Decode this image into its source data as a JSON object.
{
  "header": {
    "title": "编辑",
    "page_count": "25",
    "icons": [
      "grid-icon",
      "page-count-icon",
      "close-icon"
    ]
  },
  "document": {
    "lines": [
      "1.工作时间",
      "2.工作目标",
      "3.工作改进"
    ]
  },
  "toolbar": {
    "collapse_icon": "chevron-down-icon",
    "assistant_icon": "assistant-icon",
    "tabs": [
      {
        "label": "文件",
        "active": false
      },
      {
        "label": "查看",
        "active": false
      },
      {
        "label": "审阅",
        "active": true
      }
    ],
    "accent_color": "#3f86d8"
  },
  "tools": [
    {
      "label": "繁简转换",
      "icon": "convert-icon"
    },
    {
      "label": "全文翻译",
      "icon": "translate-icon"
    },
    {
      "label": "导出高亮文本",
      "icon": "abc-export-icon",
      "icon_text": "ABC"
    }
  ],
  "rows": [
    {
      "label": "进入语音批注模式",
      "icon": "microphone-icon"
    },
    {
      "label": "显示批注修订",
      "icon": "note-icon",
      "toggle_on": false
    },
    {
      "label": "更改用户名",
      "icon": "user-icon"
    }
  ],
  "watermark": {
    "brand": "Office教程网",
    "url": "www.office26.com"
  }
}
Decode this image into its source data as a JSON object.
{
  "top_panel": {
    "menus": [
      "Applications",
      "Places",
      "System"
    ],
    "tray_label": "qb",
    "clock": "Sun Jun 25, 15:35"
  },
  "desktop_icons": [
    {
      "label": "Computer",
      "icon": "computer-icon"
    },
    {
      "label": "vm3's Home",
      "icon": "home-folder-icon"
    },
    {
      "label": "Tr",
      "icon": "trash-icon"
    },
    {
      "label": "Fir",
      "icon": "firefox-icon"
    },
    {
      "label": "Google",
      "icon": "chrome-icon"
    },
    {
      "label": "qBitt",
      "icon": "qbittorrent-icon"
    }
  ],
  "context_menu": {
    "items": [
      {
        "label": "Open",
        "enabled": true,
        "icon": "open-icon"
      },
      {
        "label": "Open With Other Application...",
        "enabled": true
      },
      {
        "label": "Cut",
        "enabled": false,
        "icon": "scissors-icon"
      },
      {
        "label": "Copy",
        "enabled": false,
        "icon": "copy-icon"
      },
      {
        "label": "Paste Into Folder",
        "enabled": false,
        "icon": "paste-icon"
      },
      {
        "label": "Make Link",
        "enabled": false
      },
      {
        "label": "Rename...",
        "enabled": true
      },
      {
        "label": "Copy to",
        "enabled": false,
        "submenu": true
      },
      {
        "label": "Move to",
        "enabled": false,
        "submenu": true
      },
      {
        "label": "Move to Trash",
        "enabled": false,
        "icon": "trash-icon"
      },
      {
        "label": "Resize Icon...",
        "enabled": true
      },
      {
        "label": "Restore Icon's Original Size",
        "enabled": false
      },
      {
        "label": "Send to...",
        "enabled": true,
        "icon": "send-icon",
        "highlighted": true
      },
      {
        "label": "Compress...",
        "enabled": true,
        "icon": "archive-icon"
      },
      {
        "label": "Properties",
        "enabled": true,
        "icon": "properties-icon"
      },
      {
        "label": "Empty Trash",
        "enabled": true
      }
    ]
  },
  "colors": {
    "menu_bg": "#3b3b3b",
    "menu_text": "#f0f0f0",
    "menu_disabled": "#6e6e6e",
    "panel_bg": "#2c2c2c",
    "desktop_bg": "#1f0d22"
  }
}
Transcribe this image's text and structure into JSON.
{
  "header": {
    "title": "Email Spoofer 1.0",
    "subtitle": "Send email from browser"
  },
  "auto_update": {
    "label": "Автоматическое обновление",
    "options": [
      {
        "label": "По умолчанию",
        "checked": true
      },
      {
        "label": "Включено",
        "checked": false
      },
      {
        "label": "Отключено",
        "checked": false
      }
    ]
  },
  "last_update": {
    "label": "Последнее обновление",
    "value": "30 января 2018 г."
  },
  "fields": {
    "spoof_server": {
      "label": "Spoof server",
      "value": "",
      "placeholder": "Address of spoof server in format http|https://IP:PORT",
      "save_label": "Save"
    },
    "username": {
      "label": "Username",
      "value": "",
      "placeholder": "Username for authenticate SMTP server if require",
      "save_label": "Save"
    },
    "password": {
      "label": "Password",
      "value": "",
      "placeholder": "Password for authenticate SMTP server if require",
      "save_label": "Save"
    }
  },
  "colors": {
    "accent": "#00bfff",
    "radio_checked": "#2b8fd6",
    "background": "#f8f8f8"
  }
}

• **EXERCISE**
Show, from the material above, each line that includes the string "placeholder".

• **RESULT OF THIS TASK**
      "placeholder": "Address of spoof server in format http|https://IP:PORT",
      "placeholder": "Username for authenticate SMTP server if require",
      "placeholder": "Password for authenticate SMTP server if require",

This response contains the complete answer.